--- Start of INFORMATION PROVIDED ---
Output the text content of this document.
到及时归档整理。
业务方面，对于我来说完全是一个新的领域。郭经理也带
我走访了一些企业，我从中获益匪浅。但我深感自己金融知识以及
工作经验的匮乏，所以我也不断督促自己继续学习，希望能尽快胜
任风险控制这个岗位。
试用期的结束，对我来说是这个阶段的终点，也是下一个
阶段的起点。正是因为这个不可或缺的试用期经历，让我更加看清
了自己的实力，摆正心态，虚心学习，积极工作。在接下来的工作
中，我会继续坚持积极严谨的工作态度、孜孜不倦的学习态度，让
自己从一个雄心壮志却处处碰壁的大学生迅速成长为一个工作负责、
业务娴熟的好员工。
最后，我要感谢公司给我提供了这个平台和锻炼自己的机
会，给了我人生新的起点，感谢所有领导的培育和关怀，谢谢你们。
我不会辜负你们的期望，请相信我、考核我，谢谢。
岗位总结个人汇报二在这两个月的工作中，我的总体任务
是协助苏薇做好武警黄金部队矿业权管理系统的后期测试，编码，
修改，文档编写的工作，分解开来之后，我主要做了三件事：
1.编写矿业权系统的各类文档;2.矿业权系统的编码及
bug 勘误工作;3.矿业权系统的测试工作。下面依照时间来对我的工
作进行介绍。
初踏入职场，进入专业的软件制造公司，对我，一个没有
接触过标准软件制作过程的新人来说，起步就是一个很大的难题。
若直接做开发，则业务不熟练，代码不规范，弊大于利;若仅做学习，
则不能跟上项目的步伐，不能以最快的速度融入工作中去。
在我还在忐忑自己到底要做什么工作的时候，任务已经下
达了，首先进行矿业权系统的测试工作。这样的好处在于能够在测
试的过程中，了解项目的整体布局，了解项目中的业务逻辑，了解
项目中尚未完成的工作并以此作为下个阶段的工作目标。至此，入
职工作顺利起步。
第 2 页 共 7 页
--- End of INFORMATION PROVIDED ---
WHAT THE TASK REQUIRES: Your task is to repeat every entry exactly.

EXERCISE RESULT:
Output the text content of this document.
到及时归档整理。
业务方面，对于我来说完全是一个新的领域。郭经理也带
我走访了一些企业，我从中获益匪浅。但我深感自己金融知识以及
工作经验的匮乏，所以我也不断督促自己继续学习，希望能尽快胜
任风险控制这个岗位。
试用期的结束，对我来说是这个阶段的终点，也是下一个
阶段的起点。正是因为这个不可或缺的试用期经历，让我更加看清
了自己的实力，摆正心态，虚心学习，积极工作。在接下来的工作
中，我会继续坚持积极严谨的工作态度、孜孜不倦的学习态度，让
自己从一个雄心壮志却处处碰壁的大学生迅速成长为一个工作负责、
业务娴熟的好员工。
最后，我要感谢公司给我提供了这个平台和锻炼自己的机
会，给了我人生新的起点，感谢所有领导的培育和关怀，谢谢你们。
我不会辜负你们的期望，请相信我、考核我，谢谢。
岗位总结个人汇报二在这两个月的工作中，我的总体任务
是协助苏薇做好武警黄金部队矿业权管理系统的后期测试，编码，
修改，文档编写的工作，分解开来之后，我主要做了三件事：
1.编写矿业权系统的各类文档;2.矿业权系统的编码及
bug 勘误工作;3.矿业权系统的测试工作。下面依照时间来对我的工
作进行介绍。
初踏入职场，进入专业的软件制造公司，对我，一个没有
接触过标准软件制作过程的新人来说，起步就是一个很大的难题。
若直接做开发，则业务不熟练，代码不规范，弊大于利;若仅做学习，
则不能跟上项目的步伐，不能以最快的速度融入工作中去。
在我还在忐忑自己到底要做什么工作的时候，任务已经下
达了，首先进行矿业权系统的测试工作。这样的好处在于能够在测
试的过程中，了解项目的整体布局，了解项目中的业务逻辑，了解
项目中尚未完成的工作并以此作为下个阶段的工作目标。至此，入
职工作顺利起步。
第 2 页 共 7 页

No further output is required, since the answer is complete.